## [TASK DESCRIPTION]
Looking at the data below, count the lines that contain the string "及魏广微三十二". Write only the total.

## [PROVIDED RECORDS]

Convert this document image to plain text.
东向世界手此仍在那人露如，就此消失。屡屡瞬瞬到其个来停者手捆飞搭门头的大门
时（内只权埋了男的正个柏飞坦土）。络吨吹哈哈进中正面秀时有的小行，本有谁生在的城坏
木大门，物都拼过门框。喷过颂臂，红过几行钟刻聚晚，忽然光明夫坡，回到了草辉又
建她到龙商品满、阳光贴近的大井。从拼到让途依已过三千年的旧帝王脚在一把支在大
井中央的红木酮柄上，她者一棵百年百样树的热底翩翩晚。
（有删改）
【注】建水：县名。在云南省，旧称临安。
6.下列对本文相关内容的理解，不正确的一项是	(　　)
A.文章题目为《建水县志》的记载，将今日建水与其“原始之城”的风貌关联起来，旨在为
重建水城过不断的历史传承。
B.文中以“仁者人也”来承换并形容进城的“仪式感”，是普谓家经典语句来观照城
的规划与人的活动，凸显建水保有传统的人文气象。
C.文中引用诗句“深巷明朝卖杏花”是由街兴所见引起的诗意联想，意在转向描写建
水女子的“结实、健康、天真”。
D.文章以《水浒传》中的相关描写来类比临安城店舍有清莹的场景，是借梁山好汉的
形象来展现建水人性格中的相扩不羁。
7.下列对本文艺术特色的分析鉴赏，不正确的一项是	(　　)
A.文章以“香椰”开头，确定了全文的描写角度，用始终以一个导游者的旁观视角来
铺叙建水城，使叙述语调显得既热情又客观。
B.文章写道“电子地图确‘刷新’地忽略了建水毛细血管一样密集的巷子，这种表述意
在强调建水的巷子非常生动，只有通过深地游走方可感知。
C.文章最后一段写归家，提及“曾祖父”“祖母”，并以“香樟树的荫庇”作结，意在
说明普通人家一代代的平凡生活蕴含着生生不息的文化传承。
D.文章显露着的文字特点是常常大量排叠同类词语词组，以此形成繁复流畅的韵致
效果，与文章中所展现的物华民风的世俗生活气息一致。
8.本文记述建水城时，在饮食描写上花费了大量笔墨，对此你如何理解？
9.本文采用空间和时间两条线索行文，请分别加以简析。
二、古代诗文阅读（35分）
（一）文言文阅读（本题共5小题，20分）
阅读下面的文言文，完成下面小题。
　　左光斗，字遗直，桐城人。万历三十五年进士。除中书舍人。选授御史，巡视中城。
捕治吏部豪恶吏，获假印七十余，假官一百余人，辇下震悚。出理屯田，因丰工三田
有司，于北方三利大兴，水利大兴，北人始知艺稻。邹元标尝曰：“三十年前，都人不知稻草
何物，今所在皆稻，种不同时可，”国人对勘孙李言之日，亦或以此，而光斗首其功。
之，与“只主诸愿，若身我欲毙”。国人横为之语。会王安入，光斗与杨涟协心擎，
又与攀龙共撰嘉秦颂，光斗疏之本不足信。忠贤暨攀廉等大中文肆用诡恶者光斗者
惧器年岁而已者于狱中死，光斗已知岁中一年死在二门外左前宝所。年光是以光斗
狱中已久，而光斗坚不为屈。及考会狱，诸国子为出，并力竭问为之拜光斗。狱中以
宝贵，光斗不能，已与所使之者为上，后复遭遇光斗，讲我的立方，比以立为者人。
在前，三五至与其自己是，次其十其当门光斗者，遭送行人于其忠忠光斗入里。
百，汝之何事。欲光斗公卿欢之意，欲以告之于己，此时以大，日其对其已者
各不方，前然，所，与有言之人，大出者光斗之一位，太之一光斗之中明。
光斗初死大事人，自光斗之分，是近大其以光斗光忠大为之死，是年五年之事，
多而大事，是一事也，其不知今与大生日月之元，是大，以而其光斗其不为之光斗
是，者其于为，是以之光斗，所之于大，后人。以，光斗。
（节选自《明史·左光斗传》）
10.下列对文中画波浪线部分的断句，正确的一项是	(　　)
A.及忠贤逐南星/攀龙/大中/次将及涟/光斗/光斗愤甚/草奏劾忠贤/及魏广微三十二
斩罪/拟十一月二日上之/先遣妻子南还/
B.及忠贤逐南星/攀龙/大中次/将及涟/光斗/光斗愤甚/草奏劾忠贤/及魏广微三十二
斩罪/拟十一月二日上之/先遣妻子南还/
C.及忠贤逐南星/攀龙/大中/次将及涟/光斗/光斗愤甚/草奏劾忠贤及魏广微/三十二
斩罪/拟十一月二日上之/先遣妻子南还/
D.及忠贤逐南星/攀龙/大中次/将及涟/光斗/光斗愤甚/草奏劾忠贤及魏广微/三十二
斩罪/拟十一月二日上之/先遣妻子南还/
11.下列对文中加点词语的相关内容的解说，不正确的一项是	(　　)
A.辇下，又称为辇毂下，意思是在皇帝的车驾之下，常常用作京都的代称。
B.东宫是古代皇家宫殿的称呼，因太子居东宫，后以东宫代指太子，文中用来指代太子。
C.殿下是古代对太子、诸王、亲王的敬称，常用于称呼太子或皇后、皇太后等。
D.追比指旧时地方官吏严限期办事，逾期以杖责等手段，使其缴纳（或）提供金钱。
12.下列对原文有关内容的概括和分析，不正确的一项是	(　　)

## [COMPLETE ANSWER]
2